- [Exercise material]:
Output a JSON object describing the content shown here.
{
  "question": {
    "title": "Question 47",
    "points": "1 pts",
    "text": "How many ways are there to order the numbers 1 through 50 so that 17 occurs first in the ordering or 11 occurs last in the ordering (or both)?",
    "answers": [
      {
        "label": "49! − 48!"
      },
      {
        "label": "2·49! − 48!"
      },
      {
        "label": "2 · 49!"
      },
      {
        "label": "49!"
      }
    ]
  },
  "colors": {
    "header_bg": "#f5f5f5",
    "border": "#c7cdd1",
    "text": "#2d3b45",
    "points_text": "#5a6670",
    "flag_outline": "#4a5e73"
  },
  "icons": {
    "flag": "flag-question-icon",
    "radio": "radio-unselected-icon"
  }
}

- [What you are asked to do]: Give a word-for-word copy of the records.

- [Full solution]:
Output a JSON object describing the content shown here.
{
  "question": {
    "title": "Question 47",
    "points": "1 pts",
    "text": "How many ways are there to order the numbers 1 through 50 so that 17 occurs first in the ordering or 11 occurs last in the ordering (or both)?",
    "answers": [
      {
        "label": "49! − 48!"
      },
      {
        "label": "2·49! − 48!"
      },
      {
        "label": "2 · 49!"
      },
      {
        "label": "49!"
      }
    ]
  },
  "colors": {
    "header_bg": "#f5f5f5",
    "border": "#c7cdd1",
    "text": "#2d3b45",
    "points_text": "#5a6670",
    "flag_outline": "#4a5e73"
  },
  "icons": {
    "flag": "flag-question-icon",
    "radio": "radio-unselected-icon"
  }
}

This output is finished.